▶ [EXERCISE INSTRUCTIONS]:
Check each line of the listing, and copy it if it contains the word "CryptoCon".

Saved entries
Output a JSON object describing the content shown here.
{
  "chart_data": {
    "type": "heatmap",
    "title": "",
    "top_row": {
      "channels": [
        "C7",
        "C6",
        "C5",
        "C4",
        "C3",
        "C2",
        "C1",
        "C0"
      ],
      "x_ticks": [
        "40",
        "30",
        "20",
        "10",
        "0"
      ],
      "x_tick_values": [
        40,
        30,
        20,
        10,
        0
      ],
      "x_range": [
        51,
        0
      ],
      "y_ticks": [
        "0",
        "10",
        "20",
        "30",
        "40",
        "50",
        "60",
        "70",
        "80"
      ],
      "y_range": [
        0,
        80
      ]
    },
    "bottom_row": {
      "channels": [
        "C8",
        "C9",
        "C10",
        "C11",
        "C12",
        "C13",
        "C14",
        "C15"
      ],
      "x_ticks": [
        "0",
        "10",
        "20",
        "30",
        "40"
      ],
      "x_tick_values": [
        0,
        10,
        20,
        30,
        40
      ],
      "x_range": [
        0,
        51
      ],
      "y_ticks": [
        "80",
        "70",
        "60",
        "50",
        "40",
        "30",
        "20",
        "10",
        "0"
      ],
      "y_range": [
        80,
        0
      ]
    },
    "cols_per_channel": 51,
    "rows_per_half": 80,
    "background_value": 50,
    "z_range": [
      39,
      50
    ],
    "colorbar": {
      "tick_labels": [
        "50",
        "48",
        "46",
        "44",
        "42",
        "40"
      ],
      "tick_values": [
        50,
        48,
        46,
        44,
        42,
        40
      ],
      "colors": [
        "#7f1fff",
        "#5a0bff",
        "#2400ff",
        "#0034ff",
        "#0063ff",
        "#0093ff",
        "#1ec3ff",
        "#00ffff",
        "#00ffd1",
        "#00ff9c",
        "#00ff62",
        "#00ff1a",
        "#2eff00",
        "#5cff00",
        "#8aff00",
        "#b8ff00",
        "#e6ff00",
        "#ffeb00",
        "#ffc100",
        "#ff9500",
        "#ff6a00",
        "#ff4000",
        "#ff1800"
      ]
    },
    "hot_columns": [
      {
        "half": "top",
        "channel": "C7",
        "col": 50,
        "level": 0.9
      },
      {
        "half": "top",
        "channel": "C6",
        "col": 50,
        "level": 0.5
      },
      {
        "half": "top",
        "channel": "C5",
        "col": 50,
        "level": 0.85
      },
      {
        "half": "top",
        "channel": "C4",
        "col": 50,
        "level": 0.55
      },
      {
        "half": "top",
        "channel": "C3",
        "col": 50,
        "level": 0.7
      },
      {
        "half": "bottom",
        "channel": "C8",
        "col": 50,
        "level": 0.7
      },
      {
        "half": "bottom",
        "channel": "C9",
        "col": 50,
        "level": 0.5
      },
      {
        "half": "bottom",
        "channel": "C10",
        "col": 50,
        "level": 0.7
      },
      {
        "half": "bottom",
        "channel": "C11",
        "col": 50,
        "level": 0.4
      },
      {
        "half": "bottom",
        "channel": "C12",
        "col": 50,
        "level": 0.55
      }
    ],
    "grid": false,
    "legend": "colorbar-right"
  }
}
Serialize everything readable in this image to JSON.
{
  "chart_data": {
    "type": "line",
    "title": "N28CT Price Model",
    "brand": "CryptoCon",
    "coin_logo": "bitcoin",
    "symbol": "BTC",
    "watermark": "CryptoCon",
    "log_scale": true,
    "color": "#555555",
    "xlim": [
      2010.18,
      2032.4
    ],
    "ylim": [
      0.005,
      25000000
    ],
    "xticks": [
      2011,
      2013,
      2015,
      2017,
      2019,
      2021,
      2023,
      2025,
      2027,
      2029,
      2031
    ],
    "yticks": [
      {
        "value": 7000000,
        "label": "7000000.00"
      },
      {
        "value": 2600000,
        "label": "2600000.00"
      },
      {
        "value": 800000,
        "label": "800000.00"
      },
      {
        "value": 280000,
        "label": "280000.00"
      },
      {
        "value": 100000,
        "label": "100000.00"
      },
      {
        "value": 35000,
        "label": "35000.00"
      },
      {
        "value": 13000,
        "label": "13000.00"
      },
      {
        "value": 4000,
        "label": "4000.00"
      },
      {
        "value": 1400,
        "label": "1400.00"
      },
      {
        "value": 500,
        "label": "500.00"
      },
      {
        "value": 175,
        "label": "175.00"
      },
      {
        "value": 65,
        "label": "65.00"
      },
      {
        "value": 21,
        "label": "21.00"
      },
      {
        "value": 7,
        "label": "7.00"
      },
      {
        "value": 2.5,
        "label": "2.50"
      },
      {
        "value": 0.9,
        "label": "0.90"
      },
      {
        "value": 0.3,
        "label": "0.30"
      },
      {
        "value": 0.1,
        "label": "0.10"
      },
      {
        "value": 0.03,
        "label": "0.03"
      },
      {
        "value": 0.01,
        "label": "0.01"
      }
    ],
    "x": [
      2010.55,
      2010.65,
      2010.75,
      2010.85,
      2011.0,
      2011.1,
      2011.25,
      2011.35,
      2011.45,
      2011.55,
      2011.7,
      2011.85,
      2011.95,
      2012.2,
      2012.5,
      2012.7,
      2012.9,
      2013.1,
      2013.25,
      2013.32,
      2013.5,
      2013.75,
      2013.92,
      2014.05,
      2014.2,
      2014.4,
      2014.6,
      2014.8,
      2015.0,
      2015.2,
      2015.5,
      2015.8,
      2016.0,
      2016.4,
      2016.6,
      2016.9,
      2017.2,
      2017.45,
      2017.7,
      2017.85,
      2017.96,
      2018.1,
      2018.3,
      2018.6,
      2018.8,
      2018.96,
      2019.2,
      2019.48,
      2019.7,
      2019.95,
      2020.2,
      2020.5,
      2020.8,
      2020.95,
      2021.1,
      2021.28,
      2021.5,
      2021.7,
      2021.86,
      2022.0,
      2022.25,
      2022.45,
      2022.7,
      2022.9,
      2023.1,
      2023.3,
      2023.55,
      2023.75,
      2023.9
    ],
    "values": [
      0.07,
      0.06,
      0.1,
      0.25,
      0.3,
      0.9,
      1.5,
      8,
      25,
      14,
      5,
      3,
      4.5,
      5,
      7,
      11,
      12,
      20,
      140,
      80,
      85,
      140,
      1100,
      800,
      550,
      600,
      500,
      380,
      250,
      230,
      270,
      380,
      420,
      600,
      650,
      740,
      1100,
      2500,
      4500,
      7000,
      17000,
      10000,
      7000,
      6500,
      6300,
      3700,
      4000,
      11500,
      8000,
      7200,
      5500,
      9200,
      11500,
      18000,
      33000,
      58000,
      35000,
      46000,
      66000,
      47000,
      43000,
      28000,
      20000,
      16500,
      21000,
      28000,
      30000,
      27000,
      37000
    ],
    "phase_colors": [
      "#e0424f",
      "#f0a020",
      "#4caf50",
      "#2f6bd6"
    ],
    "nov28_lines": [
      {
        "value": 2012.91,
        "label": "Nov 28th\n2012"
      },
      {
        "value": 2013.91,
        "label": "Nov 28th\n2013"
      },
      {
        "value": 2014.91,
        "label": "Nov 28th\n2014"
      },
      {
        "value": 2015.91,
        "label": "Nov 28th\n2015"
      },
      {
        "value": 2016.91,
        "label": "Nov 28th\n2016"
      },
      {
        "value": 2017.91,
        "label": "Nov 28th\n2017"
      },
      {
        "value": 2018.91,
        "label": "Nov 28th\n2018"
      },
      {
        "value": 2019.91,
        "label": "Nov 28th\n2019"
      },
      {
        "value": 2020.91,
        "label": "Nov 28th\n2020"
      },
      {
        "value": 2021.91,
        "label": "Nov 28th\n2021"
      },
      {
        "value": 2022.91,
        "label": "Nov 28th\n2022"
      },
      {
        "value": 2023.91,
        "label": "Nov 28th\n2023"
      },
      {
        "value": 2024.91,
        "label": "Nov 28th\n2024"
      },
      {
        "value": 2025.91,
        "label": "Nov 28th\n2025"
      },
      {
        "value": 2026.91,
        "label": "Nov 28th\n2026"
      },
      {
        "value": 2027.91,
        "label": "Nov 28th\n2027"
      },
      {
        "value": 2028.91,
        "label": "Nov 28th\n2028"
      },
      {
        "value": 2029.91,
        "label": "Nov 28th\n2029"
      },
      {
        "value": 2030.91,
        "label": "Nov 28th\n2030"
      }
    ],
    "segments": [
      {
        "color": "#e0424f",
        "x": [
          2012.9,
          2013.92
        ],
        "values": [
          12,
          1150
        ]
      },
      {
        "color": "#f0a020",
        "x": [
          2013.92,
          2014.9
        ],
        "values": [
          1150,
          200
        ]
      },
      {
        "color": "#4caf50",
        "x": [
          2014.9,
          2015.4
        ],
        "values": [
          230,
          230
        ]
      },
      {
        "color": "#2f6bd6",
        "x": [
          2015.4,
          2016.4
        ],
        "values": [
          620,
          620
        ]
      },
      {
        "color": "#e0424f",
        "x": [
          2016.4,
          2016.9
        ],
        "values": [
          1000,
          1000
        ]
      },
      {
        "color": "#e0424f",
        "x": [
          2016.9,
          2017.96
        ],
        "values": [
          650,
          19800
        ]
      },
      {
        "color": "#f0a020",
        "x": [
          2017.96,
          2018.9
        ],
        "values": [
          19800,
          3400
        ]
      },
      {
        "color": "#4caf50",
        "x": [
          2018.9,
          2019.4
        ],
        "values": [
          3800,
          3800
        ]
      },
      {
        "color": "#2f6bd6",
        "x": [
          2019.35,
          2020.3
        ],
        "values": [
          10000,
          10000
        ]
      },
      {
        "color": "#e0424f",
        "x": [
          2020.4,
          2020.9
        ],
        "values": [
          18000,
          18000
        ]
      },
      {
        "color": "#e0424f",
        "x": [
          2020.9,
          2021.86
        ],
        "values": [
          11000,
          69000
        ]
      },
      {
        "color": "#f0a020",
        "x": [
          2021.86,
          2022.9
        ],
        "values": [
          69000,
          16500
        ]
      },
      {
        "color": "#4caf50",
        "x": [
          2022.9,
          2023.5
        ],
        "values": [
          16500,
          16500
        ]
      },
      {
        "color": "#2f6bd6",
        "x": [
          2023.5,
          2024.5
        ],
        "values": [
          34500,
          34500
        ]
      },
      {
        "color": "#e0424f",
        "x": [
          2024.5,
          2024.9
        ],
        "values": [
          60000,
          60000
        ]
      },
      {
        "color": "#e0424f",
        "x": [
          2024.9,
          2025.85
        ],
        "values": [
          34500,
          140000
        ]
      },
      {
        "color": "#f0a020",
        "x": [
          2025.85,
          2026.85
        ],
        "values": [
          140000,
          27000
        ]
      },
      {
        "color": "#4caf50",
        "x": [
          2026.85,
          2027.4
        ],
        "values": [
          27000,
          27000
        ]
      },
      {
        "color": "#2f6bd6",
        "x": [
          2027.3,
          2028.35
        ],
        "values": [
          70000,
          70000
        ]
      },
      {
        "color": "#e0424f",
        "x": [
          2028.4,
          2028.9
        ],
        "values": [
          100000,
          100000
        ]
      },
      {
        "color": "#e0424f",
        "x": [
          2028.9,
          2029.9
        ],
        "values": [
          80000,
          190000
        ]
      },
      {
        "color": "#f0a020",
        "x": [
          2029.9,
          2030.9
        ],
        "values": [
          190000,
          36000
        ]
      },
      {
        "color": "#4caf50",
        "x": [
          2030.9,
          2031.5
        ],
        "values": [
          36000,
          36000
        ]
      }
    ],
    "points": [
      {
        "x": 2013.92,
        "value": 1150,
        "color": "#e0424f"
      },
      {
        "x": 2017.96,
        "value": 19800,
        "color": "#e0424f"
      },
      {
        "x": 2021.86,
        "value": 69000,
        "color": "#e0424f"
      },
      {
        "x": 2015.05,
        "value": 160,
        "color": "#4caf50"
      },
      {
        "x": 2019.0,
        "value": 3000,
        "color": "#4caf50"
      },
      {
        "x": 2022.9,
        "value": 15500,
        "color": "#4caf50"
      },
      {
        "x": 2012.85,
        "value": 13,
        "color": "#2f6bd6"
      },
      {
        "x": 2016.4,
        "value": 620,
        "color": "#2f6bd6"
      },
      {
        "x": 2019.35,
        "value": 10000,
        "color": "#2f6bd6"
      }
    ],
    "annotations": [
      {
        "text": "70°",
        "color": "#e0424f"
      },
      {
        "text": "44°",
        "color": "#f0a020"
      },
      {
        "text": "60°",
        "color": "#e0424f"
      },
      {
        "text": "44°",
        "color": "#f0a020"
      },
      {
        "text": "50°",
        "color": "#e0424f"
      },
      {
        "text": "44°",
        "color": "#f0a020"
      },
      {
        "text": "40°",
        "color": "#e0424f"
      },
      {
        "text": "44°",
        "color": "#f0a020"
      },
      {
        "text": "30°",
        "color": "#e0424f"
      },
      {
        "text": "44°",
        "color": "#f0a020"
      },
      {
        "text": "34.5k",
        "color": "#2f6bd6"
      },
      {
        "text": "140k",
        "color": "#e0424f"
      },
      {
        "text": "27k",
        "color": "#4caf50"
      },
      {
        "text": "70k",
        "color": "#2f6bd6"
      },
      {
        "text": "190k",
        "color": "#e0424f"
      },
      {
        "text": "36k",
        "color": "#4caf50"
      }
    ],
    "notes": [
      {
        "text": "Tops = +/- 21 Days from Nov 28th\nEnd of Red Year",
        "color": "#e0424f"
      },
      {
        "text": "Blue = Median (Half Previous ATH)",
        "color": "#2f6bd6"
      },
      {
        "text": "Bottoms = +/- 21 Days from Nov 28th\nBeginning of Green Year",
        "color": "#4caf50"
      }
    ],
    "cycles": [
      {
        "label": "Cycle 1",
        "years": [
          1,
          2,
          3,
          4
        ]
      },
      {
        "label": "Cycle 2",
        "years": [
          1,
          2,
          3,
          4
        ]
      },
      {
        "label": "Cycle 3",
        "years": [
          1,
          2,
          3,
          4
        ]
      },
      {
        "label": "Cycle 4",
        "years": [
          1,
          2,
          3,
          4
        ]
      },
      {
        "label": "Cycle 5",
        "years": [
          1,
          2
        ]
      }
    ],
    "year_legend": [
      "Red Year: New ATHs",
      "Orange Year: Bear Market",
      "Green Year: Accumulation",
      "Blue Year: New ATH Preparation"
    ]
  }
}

▶ [EXPECTED OUTPUT]:
    "brand": "CryptoCon",
    "watermark": "CryptoCon",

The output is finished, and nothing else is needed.